-- START --
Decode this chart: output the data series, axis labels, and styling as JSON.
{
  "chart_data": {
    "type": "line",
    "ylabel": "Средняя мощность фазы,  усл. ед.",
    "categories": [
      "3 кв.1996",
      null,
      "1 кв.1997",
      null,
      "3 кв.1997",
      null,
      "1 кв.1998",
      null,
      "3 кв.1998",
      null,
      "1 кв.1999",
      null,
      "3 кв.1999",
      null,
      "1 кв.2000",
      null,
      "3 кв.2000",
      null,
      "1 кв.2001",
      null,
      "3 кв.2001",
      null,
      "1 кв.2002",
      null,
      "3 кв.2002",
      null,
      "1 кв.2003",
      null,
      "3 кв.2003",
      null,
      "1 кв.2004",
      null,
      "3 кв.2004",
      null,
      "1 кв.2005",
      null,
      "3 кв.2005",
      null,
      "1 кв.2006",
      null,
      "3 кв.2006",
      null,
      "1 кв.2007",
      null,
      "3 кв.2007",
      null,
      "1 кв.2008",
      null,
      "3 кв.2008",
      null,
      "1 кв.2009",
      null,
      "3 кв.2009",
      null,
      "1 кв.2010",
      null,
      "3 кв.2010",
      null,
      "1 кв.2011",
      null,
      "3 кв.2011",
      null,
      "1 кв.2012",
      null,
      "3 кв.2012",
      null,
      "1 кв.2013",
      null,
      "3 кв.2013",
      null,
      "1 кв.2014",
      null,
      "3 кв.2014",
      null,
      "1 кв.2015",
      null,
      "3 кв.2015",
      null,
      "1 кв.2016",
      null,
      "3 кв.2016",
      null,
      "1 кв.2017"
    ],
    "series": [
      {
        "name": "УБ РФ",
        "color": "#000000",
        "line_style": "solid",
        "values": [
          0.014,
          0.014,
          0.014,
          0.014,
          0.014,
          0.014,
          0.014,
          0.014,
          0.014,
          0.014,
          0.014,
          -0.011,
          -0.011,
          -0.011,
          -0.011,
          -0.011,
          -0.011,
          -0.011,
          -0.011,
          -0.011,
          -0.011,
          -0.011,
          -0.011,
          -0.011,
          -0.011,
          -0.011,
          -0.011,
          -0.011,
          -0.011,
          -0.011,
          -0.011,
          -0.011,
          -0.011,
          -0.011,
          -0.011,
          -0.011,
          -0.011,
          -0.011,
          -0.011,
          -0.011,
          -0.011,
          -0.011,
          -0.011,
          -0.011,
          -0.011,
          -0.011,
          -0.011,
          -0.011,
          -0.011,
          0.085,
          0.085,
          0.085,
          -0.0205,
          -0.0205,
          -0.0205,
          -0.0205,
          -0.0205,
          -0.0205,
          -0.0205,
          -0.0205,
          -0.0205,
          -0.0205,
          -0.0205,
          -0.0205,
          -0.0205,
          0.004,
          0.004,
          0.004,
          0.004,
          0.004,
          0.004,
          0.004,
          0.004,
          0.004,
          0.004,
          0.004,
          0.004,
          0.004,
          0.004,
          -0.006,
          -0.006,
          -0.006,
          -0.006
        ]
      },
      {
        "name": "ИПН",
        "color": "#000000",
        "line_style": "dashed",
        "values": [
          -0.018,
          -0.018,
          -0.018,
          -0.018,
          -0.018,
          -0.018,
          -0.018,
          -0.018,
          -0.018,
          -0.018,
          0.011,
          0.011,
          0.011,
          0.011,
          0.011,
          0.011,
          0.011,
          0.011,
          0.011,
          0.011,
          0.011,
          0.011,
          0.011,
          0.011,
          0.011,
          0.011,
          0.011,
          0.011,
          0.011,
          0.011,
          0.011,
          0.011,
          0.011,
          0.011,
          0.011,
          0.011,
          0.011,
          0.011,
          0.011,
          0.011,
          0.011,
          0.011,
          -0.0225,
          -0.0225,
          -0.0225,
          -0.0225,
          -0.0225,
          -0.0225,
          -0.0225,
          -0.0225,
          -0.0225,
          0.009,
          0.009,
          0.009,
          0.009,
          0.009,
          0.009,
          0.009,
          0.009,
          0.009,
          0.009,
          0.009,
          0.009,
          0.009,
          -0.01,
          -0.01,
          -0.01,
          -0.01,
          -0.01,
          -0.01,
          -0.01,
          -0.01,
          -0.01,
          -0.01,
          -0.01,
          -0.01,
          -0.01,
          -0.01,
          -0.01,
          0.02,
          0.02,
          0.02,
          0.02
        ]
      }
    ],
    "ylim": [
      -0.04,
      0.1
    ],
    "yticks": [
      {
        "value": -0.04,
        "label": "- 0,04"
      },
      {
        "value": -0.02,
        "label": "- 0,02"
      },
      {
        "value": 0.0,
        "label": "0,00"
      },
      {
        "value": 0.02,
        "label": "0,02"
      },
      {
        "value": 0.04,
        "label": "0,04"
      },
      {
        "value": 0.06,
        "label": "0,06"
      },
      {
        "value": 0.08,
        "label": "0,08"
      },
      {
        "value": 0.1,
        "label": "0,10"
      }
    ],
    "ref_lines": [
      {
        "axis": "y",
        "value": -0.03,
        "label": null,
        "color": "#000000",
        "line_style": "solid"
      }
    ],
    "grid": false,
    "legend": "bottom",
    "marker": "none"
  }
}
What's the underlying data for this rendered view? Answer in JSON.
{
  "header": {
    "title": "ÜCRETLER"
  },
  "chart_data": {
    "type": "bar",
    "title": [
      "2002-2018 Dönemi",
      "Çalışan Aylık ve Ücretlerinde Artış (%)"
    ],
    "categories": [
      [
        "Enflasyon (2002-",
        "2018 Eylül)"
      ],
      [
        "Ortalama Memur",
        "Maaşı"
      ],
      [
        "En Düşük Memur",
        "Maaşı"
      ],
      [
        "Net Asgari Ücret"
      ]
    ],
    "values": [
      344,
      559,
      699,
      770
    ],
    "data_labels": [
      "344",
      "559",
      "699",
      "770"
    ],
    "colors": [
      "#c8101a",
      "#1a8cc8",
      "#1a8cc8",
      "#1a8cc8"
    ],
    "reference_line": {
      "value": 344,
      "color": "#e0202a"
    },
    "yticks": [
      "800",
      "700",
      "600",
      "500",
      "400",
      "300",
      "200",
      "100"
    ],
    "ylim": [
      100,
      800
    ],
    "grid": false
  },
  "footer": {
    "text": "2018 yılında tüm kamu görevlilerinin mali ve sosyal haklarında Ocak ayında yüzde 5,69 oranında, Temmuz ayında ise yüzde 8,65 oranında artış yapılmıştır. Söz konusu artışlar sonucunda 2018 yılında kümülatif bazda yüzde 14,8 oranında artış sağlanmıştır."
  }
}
-- END --
TASK STATEMENT. Find the lines containing "axis" and pull them out.

REPLY.
Decode this chart: output the data series, axis labels, and styling as JSON.
        "axis": "y",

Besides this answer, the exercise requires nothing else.